Skip every picture and transcribe the remaining material exactly.

▬▬▬▬▬▬

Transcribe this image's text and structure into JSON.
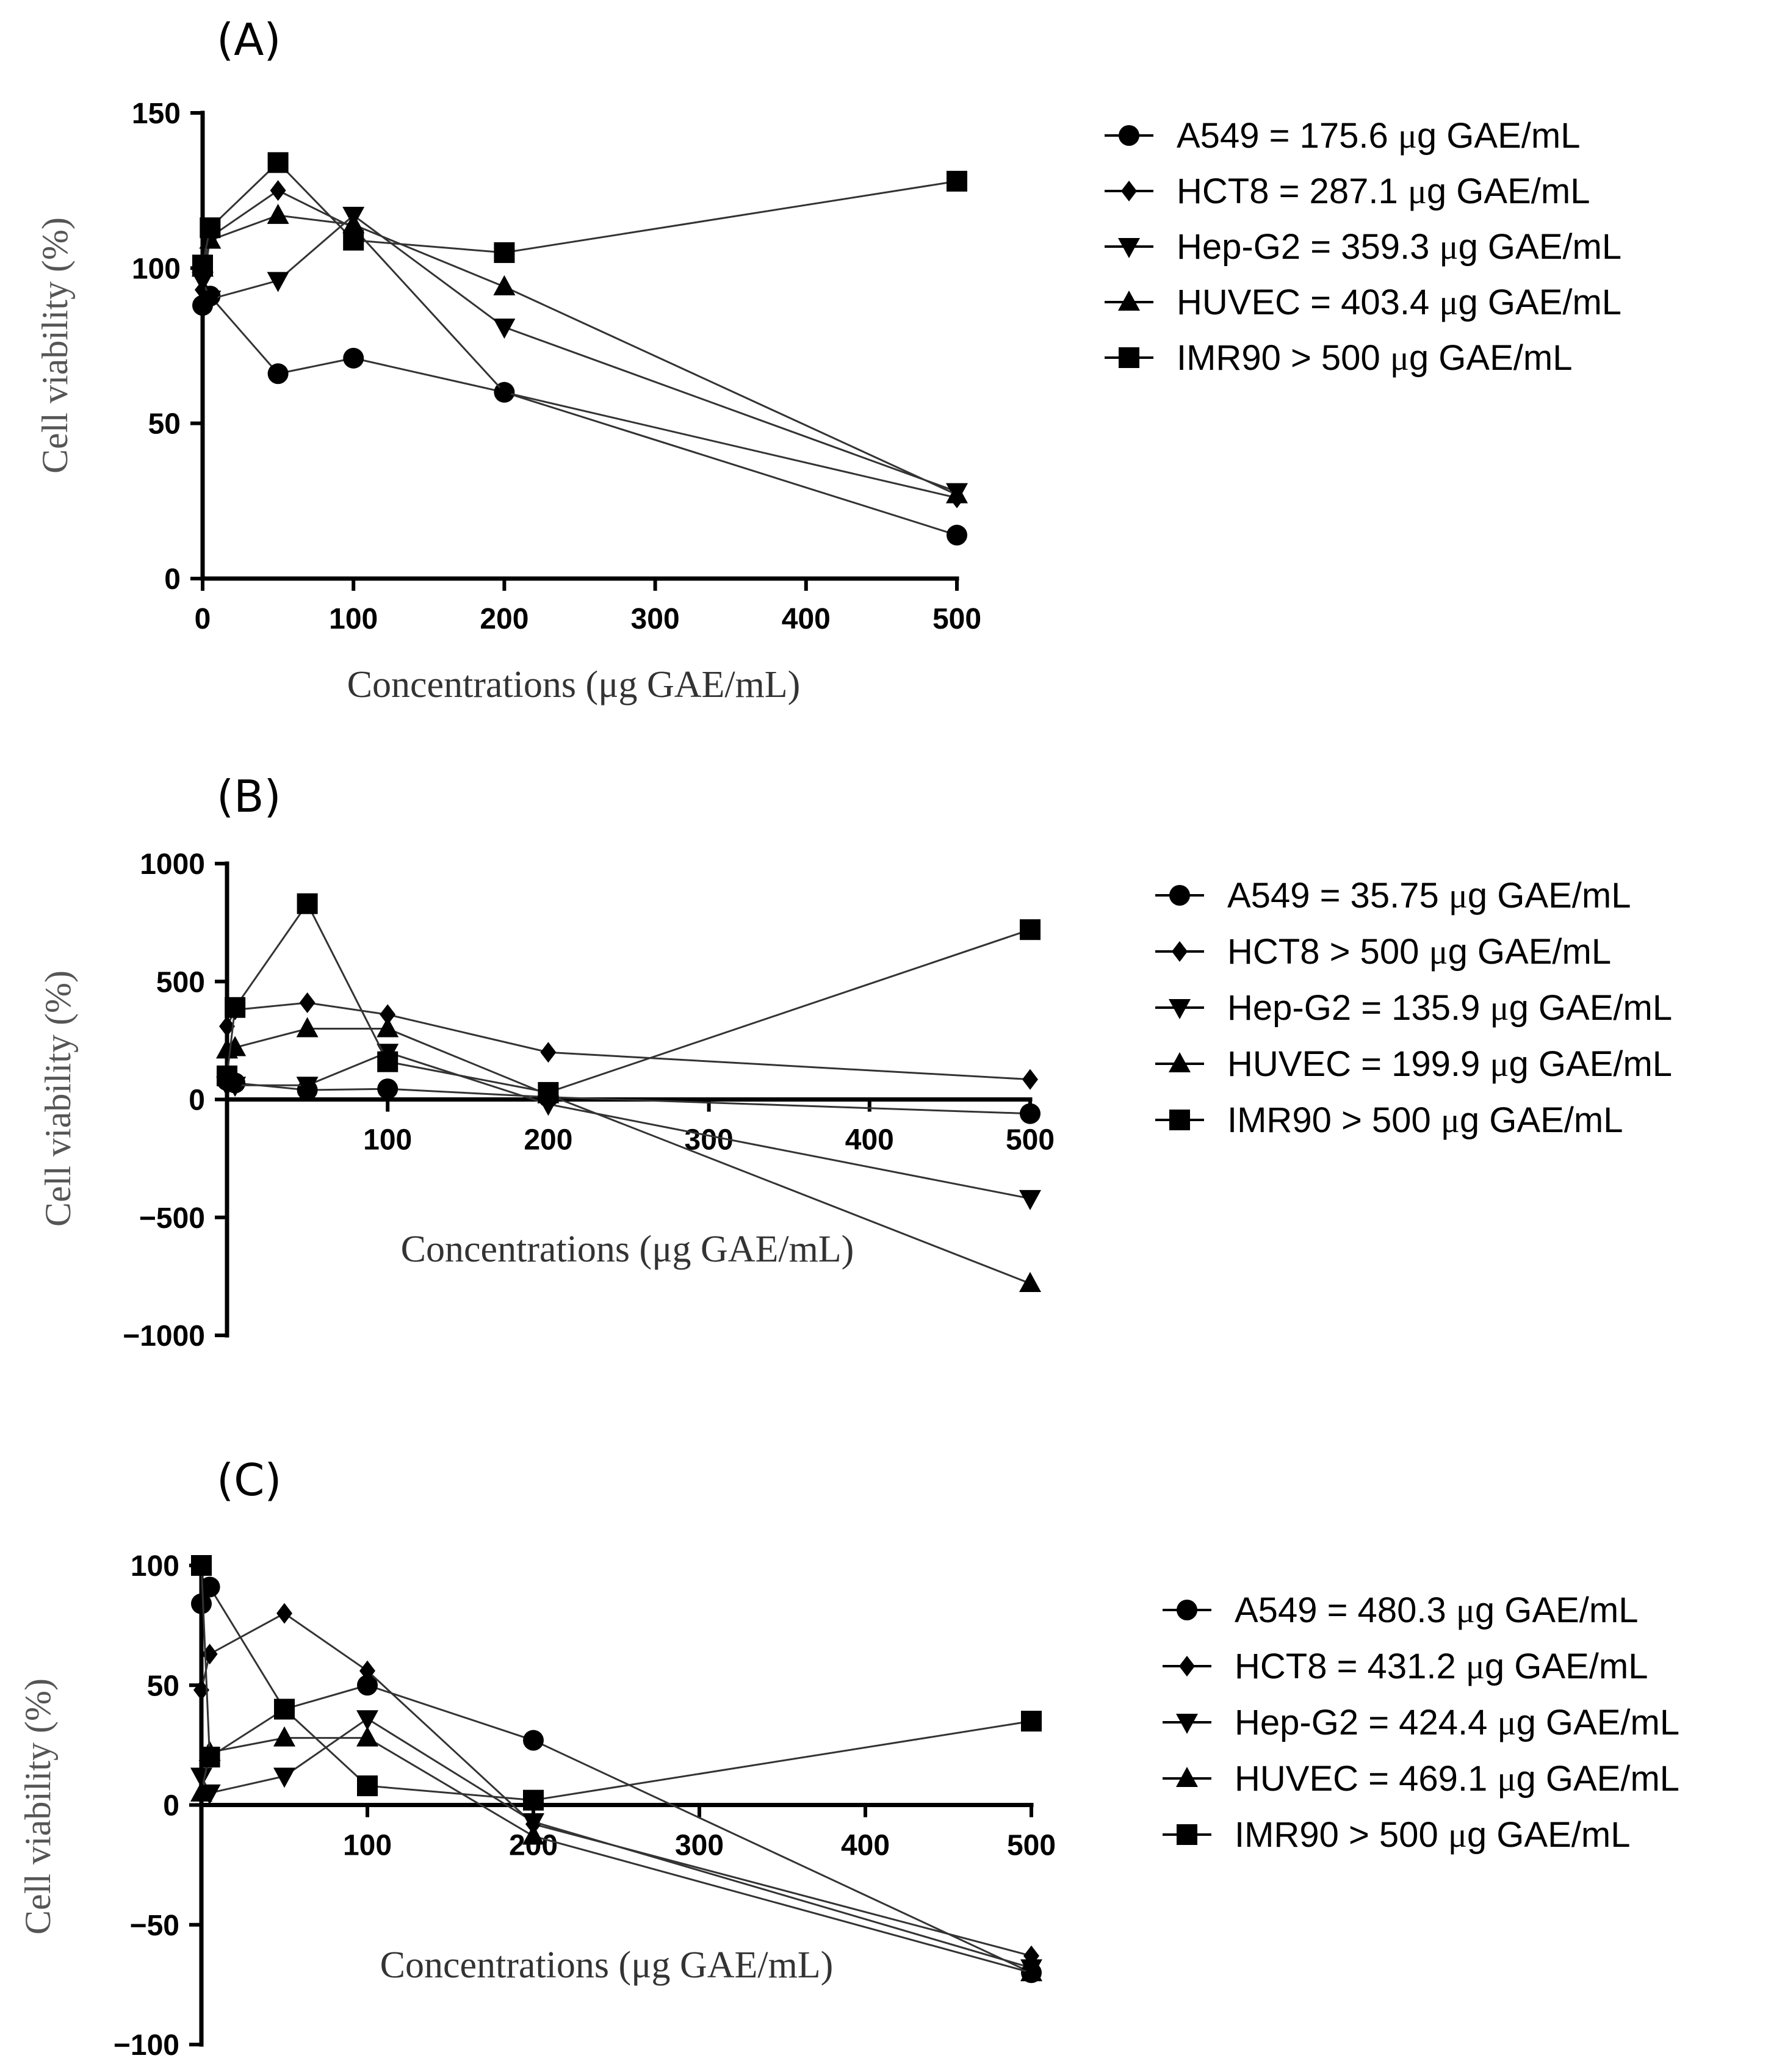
{
  "chart_data": [
    {
      "type": "line",
      "panel_label": "(A)",
      "xlabel": "Concentrations (μg GAE/mL)",
      "ylabel": "Cell viability (%)",
      "xlim": [
        0,
        500
      ],
      "ylim": [
        0,
        150
      ],
      "xticks": [
        0,
        100,
        200,
        300,
        400,
        500
      ],
      "yticks": [
        0,
        50,
        100,
        150
      ],
      "legend_position": "right",
      "series": [
        {
          "name": "A549 = 175.6 μg GAE/mL",
          "marker": "circle",
          "x": [
            0,
            5,
            50,
            100,
            200,
            500
          ],
          "y": [
            88,
            91,
            66,
            71,
            60,
            14
          ]
        },
        {
          "name": "HCT8 = 287.1 μg GAE/mL",
          "marker": "diamond",
          "x": [
            0,
            5,
            50,
            100,
            200,
            500
          ],
          "y": [
            93,
            110,
            125,
            113,
            60,
            26
          ]
        },
        {
          "name": "Hep-G2 = 359.3 μg GAE/mL",
          "marker": "triangle-down",
          "x": [
            0,
            5,
            50,
            100,
            200,
            500
          ],
          "y": [
            96,
            90,
            96,
            117,
            81,
            28
          ]
        },
        {
          "name": "HUVEC = 403.4 μg GAE/mL",
          "marker": "triangle-up",
          "x": [
            0,
            5,
            50,
            100,
            200,
            500
          ],
          "y": [
            100,
            109,
            117,
            114,
            94,
            27
          ]
        },
        {
          "name": "IMR90 > 500 μg GAE/mL",
          "marker": "square",
          "x": [
            0,
            5,
            50,
            100,
            200,
            500
          ],
          "y": [
            101,
            113,
            134,
            109,
            105,
            128
          ]
        }
      ]
    },
    {
      "type": "line",
      "panel_label": "(B)",
      "xlabel": "Concentrations (μg GAE/mL)",
      "ylabel": "Cell viability (%)",
      "xlim": [
        0,
        500
      ],
      "ylim": [
        -1000,
        1000
      ],
      "xticks": [
        100,
        200,
        300,
        400,
        500
      ],
      "yticks": [
        -1000,
        -500,
        0,
        500,
        1000
      ],
      "legend_position": "right",
      "series": [
        {
          "name": "A549 = 35.75 μg GAE/mL",
          "marker": "circle",
          "x": [
            0,
            5,
            50,
            100,
            200,
            500
          ],
          "y": [
            80,
            70,
            40,
            45,
            10,
            -60
          ]
        },
        {
          "name": "HCT8 > 500 μg GAE/mL",
          "marker": "diamond",
          "x": [
            0,
            5,
            50,
            100,
            200,
            500
          ],
          "y": [
            310,
            380,
            410,
            360,
            200,
            85
          ]
        },
        {
          "name": "Hep-G2 = 135.9 μg GAE/mL",
          "marker": "triangle-down",
          "x": [
            0,
            5,
            50,
            100,
            200,
            500
          ],
          "y": [
            60,
            60,
            60,
            200,
            -20,
            -420
          ]
        },
        {
          "name": "HUVEC = 199.9 μg GAE/mL",
          "marker": "triangle-up",
          "x": [
            0,
            5,
            50,
            100,
            200,
            500
          ],
          "y": [
            210,
            220,
            300,
            300,
            20,
            -780
          ]
        },
        {
          "name": "IMR90 > 500 μg GAE/mL",
          "marker": "square",
          "x": [
            0,
            5,
            50,
            100,
            200,
            500
          ],
          "y": [
            100,
            390,
            830,
            160,
            30,
            720
          ]
        }
      ]
    },
    {
      "type": "line",
      "panel_label": "(C)",
      "xlabel": "Concentrations (μg GAE/mL)",
      "ylabel": "Cell viability (%)",
      "xlim": [
        0,
        500
      ],
      "ylim": [
        -100,
        100
      ],
      "xticks": [
        100,
        200,
        300,
        400,
        500
      ],
      "yticks": [
        -100,
        -50,
        0,
        50,
        100
      ],
      "legend_position": "right",
      "series": [
        {
          "name": "A549 = 480.3 μg GAE/mL",
          "marker": "circle",
          "x": [
            0,
            5,
            50,
            100,
            200,
            500
          ],
          "y": [
            84,
            91,
            40,
            50,
            27,
            -70
          ]
        },
        {
          "name": "HCT8 = 431.2 μg GAE/mL",
          "marker": "diamond",
          "x": [
            0,
            5,
            50,
            100,
            200,
            500
          ],
          "y": [
            48,
            63,
            80,
            56,
            -8,
            -63
          ]
        },
        {
          "name": "Hep-G2 = 424.4 μg GAE/mL",
          "marker": "triangle-down",
          "x": [
            0,
            5,
            50,
            100,
            200,
            500
          ],
          "y": [
            12,
            5,
            12,
            36,
            -7,
            -68
          ]
        },
        {
          "name": "HUVEC = 469.1 μg GAE/mL",
          "marker": "triangle-up",
          "x": [
            0,
            5,
            50,
            100,
            200,
            500
          ],
          "y": [
            5,
            22,
            28,
            28,
            -13,
            -70
          ]
        },
        {
          "name": "IMR90 > 500 μg GAE/mL",
          "marker": "square",
          "x": [
            0,
            5,
            50,
            100,
            200,
            500
          ],
          "y": [
            100,
            20,
            40,
            8,
            2,
            35
          ]
        }
      ]
    }
  ]
}
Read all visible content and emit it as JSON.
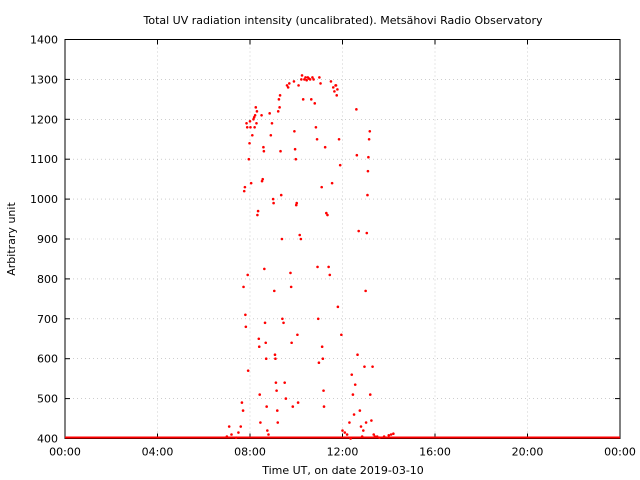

▬▬▬▬▬▬

*RESPONSE BELOW*:
Transcribe this image's text and structure into JSON.
{
  "chart_data": [
    {
      "type": "line",
      "panel_label": "(A)",
      "xlabel": "Concentrations (μg GAE/mL)",
      "ylabel": "Cell viability (%)",
      "xlim": [
        0,
        500
      ],
      "ylim": [
        0,
        150
      ],
      "xticks": [
        0,
        100,
        200,
        300,
        400,
        500
      ],
      "yticks": [
        0,
        50,
        100,
        150
      ],
      "legend_position": "right",
      "series": [
        {
          "name": "A549 = 175.6 μg GAE/mL",
          "marker": "circle",
          "x": [
            0,
            5,
            50,
            100,
            200,
            500
          ],
          "y": [
            88,
            91,
            66,
            71,
            60,
            14
          ]
        },
        {
          "name": "HCT8 = 287.1 μg GAE/mL",
          "marker": "diamond",
          "x": [
            0,
            5,
            50,
            100,
            200,
            500
          ],
          "y": [
            93,
            110,
            125,
            113,
            60,
            26
          ]
        },
        {
          "name": "Hep-G2 = 359.3 μg GAE/mL",
          "marker": "triangle-down",
          "x": [
            0,
            5,
            50,
            100,
            200,
            500
          ],
          "y": [
            96,
            90,
            96,
            117,
            81,
            28
          ]
        },
        {
          "name": "HUVEC = 403.4 μg GAE/mL",
          "marker": "triangle-up",
          "x": [
            0,
            5,
            50,
            100,
            200,
            500
          ],
          "y": [
            100,
            109,
            117,
            114,
            94,
            27
          ]
        },
        {
          "name": "IMR90 > 500 μg GAE/mL",
          "marker": "square",
          "x": [
            0,
            5,
            50,
            100,
            200,
            500
          ],
          "y": [
            101,
            113,
            134,
            109,
            105,
            128
          ]
        }
      ]
    },
    {
      "type": "line",
      "panel_label": "(B)",
      "xlabel": "Concentrations (μg GAE/mL)",
      "ylabel": "Cell viability (%)",
      "xlim": [
        0,
        500
      ],
      "ylim": [
        -1000,
        1000
      ],
      "xticks": [
        100,
        200,
        300,
        400,
        500
      ],
      "yticks": [
        -1000,
        -500,
        0,
        500,
        1000
      ],
      "legend_position": "right",
      "series": [
        {
          "name": "A549 = 35.75 μg GAE/mL",
          "marker": "circle",
          "x": [
            0,
            5,
            50,
            100,
            200,
            500
          ],
          "y": [
            80,
            70,
            40,
            45,
            10,
            -60
          ]
        },
        {
          "name": "HCT8 > 500 μg GAE/mL",
          "marker": "diamond",
          "x": [
            0,
            5,
            50,
            100,
            200,
            500
          ],
          "y": [
            310,
            380,
            410,
            360,
            200,
            85
          ]
        },
        {
          "name": "Hep-G2 = 135.9 μg GAE/mL",
          "marker": "triangle-down",
          "x": [
            0,
            5,
            50,
            100,
            200,
            500
          ],
          "y": [
            60,
            60,
            60,
            200,
            -20,
            -420
          ]
        },
        {
          "name": "HUVEC = 199.9 μg GAE/mL",
          "marker": "triangle-up",
          "x": [
            0,
            5,
            50,
            100,
            200,
            500
          ],
          "y": [
            210,
            220,
            300,
            300,
            20,
            -780
          ]
        },
        {
          "name": "IMR90 > 500 μg GAE/mL",
          "marker": "square",
          "x": [
            0,
            5,
            50,
            100,
            200,
            500
          ],
          "y": [
            100,
            390,
            830,
            160,
            30,
            720
          ]
        }
      ]
    },
    {
      "type": "line",
      "panel_label": "(C)",
      "xlabel": "Concentrations (μg GAE/mL)",
      "ylabel": "Cell viability (%)",
      "xlim": [
        0,
        500
      ],
      "ylim": [
        -100,
        100
      ],
      "xticks": [
        100,
        200,
        300,
        400,
        500
      ],
      "yticks": [
        -100,
        -50,
        0,
        50,
        100
      ],
      "legend_position": "right",
      "series": [
        {
          "name": "A549 = 480.3 μg GAE/mL",
          "marker": "circle",
          "x": [
            0,
            5,
            50,
            100,
            200,
            500
          ],
          "y": [
            84,
            91,
            40,
            50,
            27,
            -70
          ]
        },
        {
          "name": "HCT8 = 431.2 μg GAE/mL",
          "marker": "diamond",
          "x": [
            0,
            5,
            50,
            100,
            200,
            500
          ],
          "y": [
            48,
            63,
            80,
            56,
            -8,
            -63
          ]
        },
        {
          "name": "Hep-G2 = 424.4 μg GAE/mL",
          "marker": "triangle-down",
          "x": [
            0,
            5,
            50,
            100,
            200,
            500
          ],
          "y": [
            12,
            5,
            12,
            36,
            -7,
            -68
          ]
        },
        {
          "name": "HUVEC = 469.1 μg GAE/mL",
          "marker": "triangle-up",
          "x": [
            0,
            5,
            50,
            100,
            200,
            500
          ],
          "y": [
            5,
            22,
            28,
            28,
            -13,
            -70
          ]
        },
        {
          "name": "IMR90 > 500 μg GAE/mL",
          "marker": "square",
          "x": [
            0,
            5,
            50,
            100,
            200,
            500
          ],
          "y": [
            100,
            20,
            40,
            8,
            2,
            35
          ]
        }
      ]
    }
  ]
}
Read all visible content and emit it as JSON.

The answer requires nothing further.